BEGIN

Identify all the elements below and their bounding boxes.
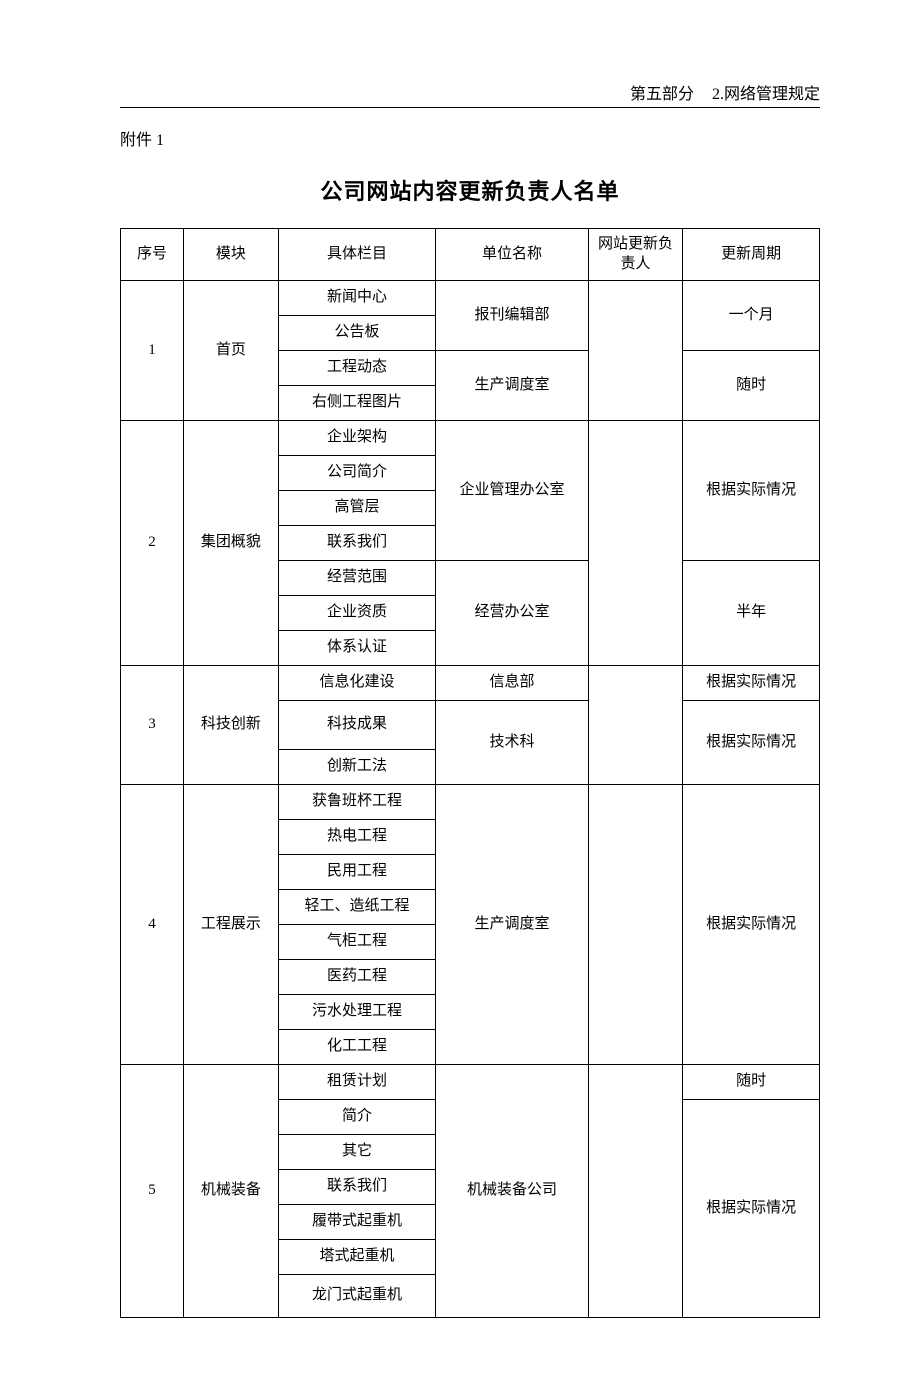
cell-module: 机械装备 bbox=[184, 1064, 279, 1317]
responsibility-table: 序号 模块 具体栏目 单位名称 网站更新负责人 更新周期 1 首页 新闻中心 报… bbox=[120, 228, 820, 1318]
cell-unit: 报刊编辑部 bbox=[436, 280, 588, 350]
cell-unit: 信息部 bbox=[436, 665, 588, 700]
cell-person bbox=[588, 665, 683, 784]
section-2: 2 集团概貌 企业架构 企业管理办公室 根据实际情况 公司简介 高管层 联系我们… bbox=[121, 420, 820, 665]
cell-item: 右侧工程图片 bbox=[278, 385, 436, 420]
section-1: 1 首页 新闻中心 报刊编辑部 一个月 公告板 工程动态 生产调度室 随时 右侧… bbox=[121, 280, 820, 420]
col-module: 模块 bbox=[184, 229, 279, 281]
table-row: 2 集团概貌 企业架构 企业管理办公室 根据实际情况 bbox=[121, 420, 820, 455]
cell-item: 联系我们 bbox=[278, 525, 436, 560]
cell-seq: 3 bbox=[121, 665, 184, 784]
cell-period: 一个月 bbox=[683, 280, 820, 350]
cell-item: 公司简介 bbox=[278, 455, 436, 490]
table-row: 3 科技创新 信息化建设 信息部 根据实际情况 bbox=[121, 665, 820, 700]
cell-item: 污水处理工程 bbox=[278, 994, 436, 1029]
cell-unit: 经营办公室 bbox=[436, 560, 588, 665]
cell-item: 新闻中心 bbox=[278, 280, 436, 315]
attachment-label: 附件 1 bbox=[120, 126, 820, 150]
cell-period: 根据实际情况 bbox=[683, 784, 820, 1064]
cell-seq: 5 bbox=[121, 1064, 184, 1317]
cell-item: 医药工程 bbox=[278, 959, 436, 994]
cell-seq: 4 bbox=[121, 784, 184, 1064]
col-unit: 单位名称 bbox=[436, 229, 588, 281]
cell-period: 随时 bbox=[683, 350, 820, 420]
cell-person bbox=[588, 420, 683, 665]
cell-period: 根据实际情况 bbox=[683, 420, 820, 560]
cell-seq: 1 bbox=[121, 280, 184, 420]
cell-item: 科技成果 bbox=[278, 700, 436, 749]
document-page: 第五部分 2.网络管理规定 附件 1 公司网站内容更新负责人名单 序号 模块 具体… bbox=[0, 0, 920, 1378]
cell-item: 气柜工程 bbox=[278, 924, 436, 959]
cell-module: 集团概貌 bbox=[184, 420, 279, 665]
cell-item: 体系认证 bbox=[278, 630, 436, 665]
cell-item: 塔式起重机 bbox=[278, 1239, 436, 1274]
cell-item: 轻工、造纸工程 bbox=[278, 889, 436, 924]
col-period: 更新周期 bbox=[683, 229, 820, 281]
cell-item: 企业资质 bbox=[278, 595, 436, 630]
page-title: 公司网站内容更新负责人名单 bbox=[120, 174, 820, 206]
cell-item: 龙门式起重机 bbox=[278, 1274, 436, 1317]
cell-period: 随时 bbox=[683, 1064, 820, 1099]
cell-period: 半年 bbox=[683, 560, 820, 665]
cell-item: 民用工程 bbox=[278, 854, 436, 889]
cell-item: 化工工程 bbox=[278, 1029, 436, 1064]
cell-item: 公告板 bbox=[278, 315, 436, 350]
section-5: 5 机械装备 租赁计划 机械装备公司 随时 简介 根据实际情况 其它 联系我们 … bbox=[121, 1064, 820, 1317]
cell-unit: 生产调度室 bbox=[436, 784, 588, 1064]
cell-module: 首页 bbox=[184, 280, 279, 420]
col-seq: 序号 bbox=[121, 229, 184, 281]
cell-period: 根据实际情况 bbox=[683, 1099, 820, 1317]
section-3: 3 科技创新 信息化建设 信息部 根据实际情况 科技成果 技术科 根据实际情况 … bbox=[121, 665, 820, 784]
cell-item: 租赁计划 bbox=[278, 1064, 436, 1099]
page-header: 第五部分 2.网络管理规定 bbox=[120, 80, 820, 108]
header-part: 第五部分 bbox=[630, 86, 694, 103]
cell-unit: 技术科 bbox=[436, 700, 588, 784]
cell-item: 工程动态 bbox=[278, 350, 436, 385]
cell-unit: 生产调度室 bbox=[436, 350, 588, 420]
section-4: 4 工程展示 获鲁班杯工程 生产调度室 根据实际情况 热电工程 民用工程 轻工、… bbox=[121, 784, 820, 1064]
cell-period: 根据实际情况 bbox=[683, 700, 820, 784]
cell-item: 热电工程 bbox=[278, 819, 436, 854]
table-row: 1 首页 新闻中心 报刊编辑部 一个月 bbox=[121, 280, 820, 315]
cell-seq: 2 bbox=[121, 420, 184, 665]
table-header-row: 序号 模块 具体栏目 单位名称 网站更新负责人 更新周期 bbox=[121, 229, 820, 281]
cell-unit: 机械装备公司 bbox=[436, 1064, 588, 1317]
cell-module: 工程展示 bbox=[184, 784, 279, 1064]
cell-item: 创新工法 bbox=[278, 749, 436, 784]
cell-person bbox=[588, 280, 683, 420]
table-row: 5 机械装备 租赁计划 机械装备公司 随时 bbox=[121, 1064, 820, 1099]
col-item: 具体栏目 bbox=[278, 229, 436, 281]
cell-item: 信息化建设 bbox=[278, 665, 436, 700]
header-section: 2.网络管理规定 bbox=[712, 86, 820, 103]
cell-item: 履带式起重机 bbox=[278, 1204, 436, 1239]
cell-item: 联系我们 bbox=[278, 1169, 436, 1204]
cell-item: 简介 bbox=[278, 1099, 436, 1134]
cell-person bbox=[588, 1064, 683, 1317]
cell-person bbox=[588, 784, 683, 1064]
cell-period: 根据实际情况 bbox=[683, 665, 820, 700]
cell-module: 科技创新 bbox=[184, 665, 279, 784]
cell-item: 获鲁班杯工程 bbox=[278, 784, 436, 819]
col-person: 网站更新负责人 bbox=[588, 229, 683, 281]
table-row: 4 工程展示 获鲁班杯工程 生产调度室 根据实际情况 bbox=[121, 784, 820, 819]
cell-item: 企业架构 bbox=[278, 420, 436, 455]
cell-item: 经营范围 bbox=[278, 560, 436, 595]
cell-item: 高管层 bbox=[278, 490, 436, 525]
cell-item: 其它 bbox=[278, 1134, 436, 1169]
cell-unit: 企业管理办公室 bbox=[436, 420, 588, 560]
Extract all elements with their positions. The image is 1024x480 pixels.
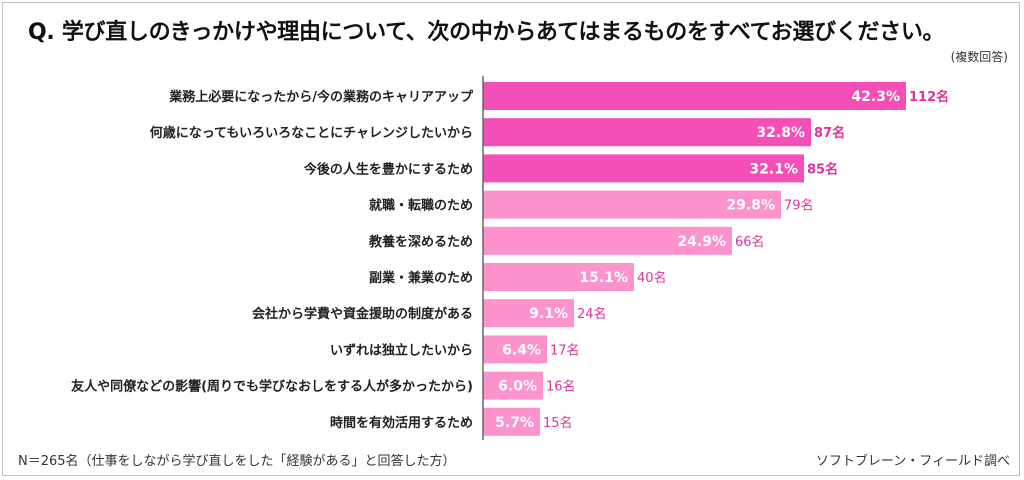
value-label-2: 32.8% [756,125,805,141]
category-label-3: 今後の人生を豊かにするため [303,161,473,177]
count-label-3: 85名 [807,161,838,177]
count-label-9: 16名 [546,379,576,395]
multiple-answer-note: (複数回答) [950,50,1008,64]
count-label-6: 40名 [637,270,667,286]
value-label-9: 6.0% [498,379,537,395]
count-label-5: 66名 [735,234,765,250]
bar-8 [483,335,547,364]
count-label-4: 79名 [784,198,814,214]
value-label-7: 9.1% [529,306,568,322]
category-label-9: 友人や同僚などの影響(周りでも学びなおしをする人が多かったから) [71,379,473,395]
bar-7 [483,299,574,328]
category-label-5: 教養を深めるため [368,234,473,250]
count-label-8: 17名 [550,342,580,358]
value-label-10: 5.7% [495,415,534,431]
category-label-7: 会社から学費や資金援助の制度がある [252,306,473,322]
bar-1 [483,82,906,110]
value-label-1: 42.3% [851,89,900,105]
category-label-4: 就職・転職のため [369,198,473,214]
bar-10 [483,407,540,436]
bar-3 [483,154,804,183]
category-label-10: 時間を有効活用するため [330,415,473,431]
count-label-7: 24名 [577,306,607,322]
bar-6 [483,263,634,291]
value-label-3: 32.1% [749,161,798,177]
bar-2 [483,118,811,147]
category-label-8: いずれは独立したいから [330,342,473,358]
category-label-1: 業務上必要になったから/今の業務のキャリアアップ [168,89,474,105]
bar-5 [483,226,732,255]
source-credit: ソフトブレーン・フィールド調べ [815,454,1010,469]
value-label-8: 6.4% [502,342,541,358]
bar-9 [483,371,543,400]
bars-group: 業務上必要になったから/今の業務のキャリアアップ 42.3% 112名何歳になっても… [71,82,949,436]
category-label-6: 副業・兼業のため [369,270,473,286]
sample-size-note: N＝265名（仕事をしながら学び直しをした「経験がある」と回答した方） [18,454,456,469]
bar-4 [483,190,781,219]
count-label-1: 112名 [909,89,949,105]
category-label-2: 何歳になってもいろいろなことにチャレンジしたいから [150,125,473,141]
value-label-4: 29.8% [726,198,775,214]
value-label-5: 24.9% [677,234,726,250]
count-label-2: 87名 [814,125,845,141]
count-label-10: 15名 [543,415,573,431]
value-label-6: 15.1% [579,270,628,286]
chart-title: Q. 学び直しのきっかけや理由について、次の中からあてはまるものをすべてお選びく… [28,20,945,45]
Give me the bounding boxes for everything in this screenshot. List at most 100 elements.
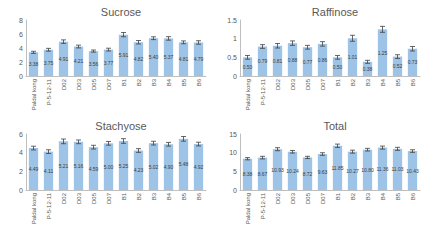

END

■ Given instruction ■
Can you lay out the listing lines as a Markdown table with the columns No. and Entry, starting at the line that has "cell-module: 机械装备 bbox=[184, 1064, 279, 1317]", stopping after the line that has "cell-person bbox=[588, 665, 683, 784]", and leaving out any blank lines?

■ Answer to this exercise ■
| No. | Entry |
|---|---|
| 1 | cell-module: 机械装备 bbox=[184, 1064, 279, 1317] |
| 2 | responsibility-table: 序号 模块 具体栏目 单位名称 网站更新负责人 更新周期 1 首页 新闻中心 报… bbox=[120, 228, 820, 1318] |
| 3 | cell-unit: 报刊编辑部 bbox=[436, 280, 588, 350] |
| 4 | cell-unit: 信息部 bbox=[436, 665, 588, 700] |
| 5 | cell-person bbox=[588, 665, 683, 784] |